Set tasks:
1) Transcribe the part of the forum thread on drum and bass background sounds that begins at the words "this. nothing wrong" and stops after "that, its different.".
2) Answer these questions from the forum thread on drum and bass background sounds:
(a) Which instruments does the opening post name as examples of what is looped in a common dnb intro?
(b) Where does one reply say the crystal clear trumpet was almost certainly taken from?
(c) What result does one reply say lowpassing a lush pad produces?

Passage provided:
·····
Where do producers..

Rubs90

KeyControl
VIP Junglist
Messages
2,023
Likes
5
#1
... usually get their background sounds from? In a common dnb intro, besides the drums you usually have a song / sample being looped, like a violin, a piano or even both combined making a sort of "song"

I've been working hard on this recently but cant get my head around it
 

safety

double safety
VIP Junglist
Messages
6,366
Likes
29
#5
clue is in the name "sample"

they take samples from anywhere, film, other music, anything you can find on the internet. that crystal clear trumpet is almost certainly taken from a film soundtrack. they are very good sources for music without other elements underneath, like drums and that
 
B

BDS

Guest
#10
clue is in the name "sample"

they take samples from anywhere, film, other music, anything you can find on the internet. that crystal clear trumpet is almost certainly taken from a film soundtrack. they are very good sources for music without other elements underneath, like drums and that

not neccesarily that brass line sounds very much like it was made in sax lab.

thats a vst btw.
 

groelle

Well-Known Member
VIP Junglist
Messages
5,485
Likes
90
#11
are we talking about leads/hooks here? load up your sampler or synth and write your own - that's what i do...
this. nothing wrong with sampling, but searching for something that fits seems to be too time intensive imo. if you found something and get an idea from that, its different.
 

kama

benkama.net
VIP Junglist
Messages
2,767
Likes
48
#12
If you cant find any suiting your needs, try to make your own too.

Lowpassing a lush pad produces interesting results, kind of anticipating something.

Reversing piano hits with revertb is always an eerie way of saying "tings is mad in here"
·····
Stored data:
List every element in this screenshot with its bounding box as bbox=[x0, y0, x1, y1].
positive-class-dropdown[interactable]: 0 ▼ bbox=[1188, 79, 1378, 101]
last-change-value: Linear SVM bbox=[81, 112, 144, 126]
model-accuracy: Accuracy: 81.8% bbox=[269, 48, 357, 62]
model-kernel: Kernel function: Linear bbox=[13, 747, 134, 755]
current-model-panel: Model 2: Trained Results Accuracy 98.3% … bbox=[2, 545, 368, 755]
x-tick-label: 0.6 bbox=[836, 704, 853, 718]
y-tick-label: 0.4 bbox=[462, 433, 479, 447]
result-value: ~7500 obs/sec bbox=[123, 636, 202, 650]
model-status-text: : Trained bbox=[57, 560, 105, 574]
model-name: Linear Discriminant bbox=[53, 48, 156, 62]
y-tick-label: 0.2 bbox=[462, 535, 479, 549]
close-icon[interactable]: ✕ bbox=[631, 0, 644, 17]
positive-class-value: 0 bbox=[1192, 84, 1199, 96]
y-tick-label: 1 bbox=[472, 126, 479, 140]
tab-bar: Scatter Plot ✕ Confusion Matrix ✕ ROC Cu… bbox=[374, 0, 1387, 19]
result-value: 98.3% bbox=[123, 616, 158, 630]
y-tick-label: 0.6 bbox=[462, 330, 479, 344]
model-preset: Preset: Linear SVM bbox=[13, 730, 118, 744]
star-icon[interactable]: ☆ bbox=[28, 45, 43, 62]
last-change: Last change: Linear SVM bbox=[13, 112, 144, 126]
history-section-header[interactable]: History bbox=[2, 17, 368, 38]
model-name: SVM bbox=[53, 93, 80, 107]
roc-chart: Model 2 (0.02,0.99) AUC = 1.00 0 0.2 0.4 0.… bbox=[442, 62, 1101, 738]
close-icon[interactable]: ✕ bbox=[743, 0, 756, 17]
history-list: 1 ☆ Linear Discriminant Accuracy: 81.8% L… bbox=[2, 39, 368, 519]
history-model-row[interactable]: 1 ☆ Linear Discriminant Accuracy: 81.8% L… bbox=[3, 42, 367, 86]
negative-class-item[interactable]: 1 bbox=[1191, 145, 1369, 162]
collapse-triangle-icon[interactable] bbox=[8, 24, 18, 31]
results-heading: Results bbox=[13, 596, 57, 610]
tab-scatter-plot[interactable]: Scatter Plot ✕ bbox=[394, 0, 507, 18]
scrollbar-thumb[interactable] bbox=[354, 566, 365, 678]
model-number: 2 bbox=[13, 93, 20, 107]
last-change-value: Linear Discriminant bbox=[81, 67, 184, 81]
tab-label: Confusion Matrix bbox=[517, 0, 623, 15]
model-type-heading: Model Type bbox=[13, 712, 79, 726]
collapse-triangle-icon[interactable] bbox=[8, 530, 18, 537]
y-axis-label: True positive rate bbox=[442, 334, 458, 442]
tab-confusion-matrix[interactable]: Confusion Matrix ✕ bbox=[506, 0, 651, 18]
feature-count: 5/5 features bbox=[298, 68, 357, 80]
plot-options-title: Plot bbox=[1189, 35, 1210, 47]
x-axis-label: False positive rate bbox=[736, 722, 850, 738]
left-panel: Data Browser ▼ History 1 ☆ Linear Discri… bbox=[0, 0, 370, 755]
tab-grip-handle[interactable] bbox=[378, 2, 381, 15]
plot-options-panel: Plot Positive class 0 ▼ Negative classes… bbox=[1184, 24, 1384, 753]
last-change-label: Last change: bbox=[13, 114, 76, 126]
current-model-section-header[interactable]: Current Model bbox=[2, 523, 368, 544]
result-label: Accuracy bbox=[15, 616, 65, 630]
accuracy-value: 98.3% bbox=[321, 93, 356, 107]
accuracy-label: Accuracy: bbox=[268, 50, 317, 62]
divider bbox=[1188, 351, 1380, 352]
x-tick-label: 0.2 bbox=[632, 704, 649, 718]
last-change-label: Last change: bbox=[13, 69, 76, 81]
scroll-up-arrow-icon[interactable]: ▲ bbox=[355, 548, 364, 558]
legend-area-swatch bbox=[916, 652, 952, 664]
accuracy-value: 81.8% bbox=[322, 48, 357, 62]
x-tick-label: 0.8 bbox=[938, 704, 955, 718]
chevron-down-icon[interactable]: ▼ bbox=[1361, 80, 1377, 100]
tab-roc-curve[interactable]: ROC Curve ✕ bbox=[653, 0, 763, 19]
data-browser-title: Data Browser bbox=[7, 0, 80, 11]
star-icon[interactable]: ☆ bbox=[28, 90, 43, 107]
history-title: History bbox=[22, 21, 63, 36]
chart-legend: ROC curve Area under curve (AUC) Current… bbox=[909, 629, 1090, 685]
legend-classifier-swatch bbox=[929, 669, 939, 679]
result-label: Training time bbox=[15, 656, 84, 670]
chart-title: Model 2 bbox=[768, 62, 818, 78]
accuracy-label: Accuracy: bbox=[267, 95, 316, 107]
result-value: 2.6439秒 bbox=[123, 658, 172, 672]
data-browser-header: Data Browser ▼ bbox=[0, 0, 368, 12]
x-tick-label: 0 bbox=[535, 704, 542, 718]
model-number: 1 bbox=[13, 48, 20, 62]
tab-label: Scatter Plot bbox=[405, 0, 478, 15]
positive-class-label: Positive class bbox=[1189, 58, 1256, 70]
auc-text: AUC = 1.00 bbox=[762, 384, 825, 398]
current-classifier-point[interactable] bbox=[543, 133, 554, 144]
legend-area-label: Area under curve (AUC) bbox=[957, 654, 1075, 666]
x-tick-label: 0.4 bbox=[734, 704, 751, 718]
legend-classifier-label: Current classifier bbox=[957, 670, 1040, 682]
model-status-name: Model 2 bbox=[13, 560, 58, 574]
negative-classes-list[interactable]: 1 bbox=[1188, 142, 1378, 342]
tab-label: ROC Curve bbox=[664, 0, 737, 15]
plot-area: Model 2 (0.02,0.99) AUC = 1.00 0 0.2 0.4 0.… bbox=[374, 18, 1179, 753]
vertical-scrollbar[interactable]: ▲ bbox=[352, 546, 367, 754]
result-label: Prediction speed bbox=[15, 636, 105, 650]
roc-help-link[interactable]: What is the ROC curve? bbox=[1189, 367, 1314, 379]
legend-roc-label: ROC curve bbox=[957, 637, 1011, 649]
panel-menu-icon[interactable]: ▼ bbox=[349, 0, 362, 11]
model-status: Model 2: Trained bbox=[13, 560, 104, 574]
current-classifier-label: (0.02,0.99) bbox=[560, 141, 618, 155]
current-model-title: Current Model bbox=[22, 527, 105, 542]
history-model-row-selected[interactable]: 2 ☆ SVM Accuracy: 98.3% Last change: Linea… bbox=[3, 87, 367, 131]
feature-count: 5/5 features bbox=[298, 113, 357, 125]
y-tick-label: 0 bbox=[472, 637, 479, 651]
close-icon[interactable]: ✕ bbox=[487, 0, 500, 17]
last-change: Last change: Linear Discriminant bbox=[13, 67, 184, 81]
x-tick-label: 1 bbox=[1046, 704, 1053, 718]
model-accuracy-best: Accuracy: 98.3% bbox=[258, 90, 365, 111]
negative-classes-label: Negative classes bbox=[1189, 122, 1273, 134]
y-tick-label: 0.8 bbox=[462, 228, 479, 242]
·····
Solution list:
1)
this. nothing wrong with sampling, but searching for something that fits seems to be too time intensive imo. if you found something and get an idea from that, its different.

2)
(a) A violin, a piano, or both combined.
(b) A film soundtrack.
(c) Interesting results, kind of anticipating something.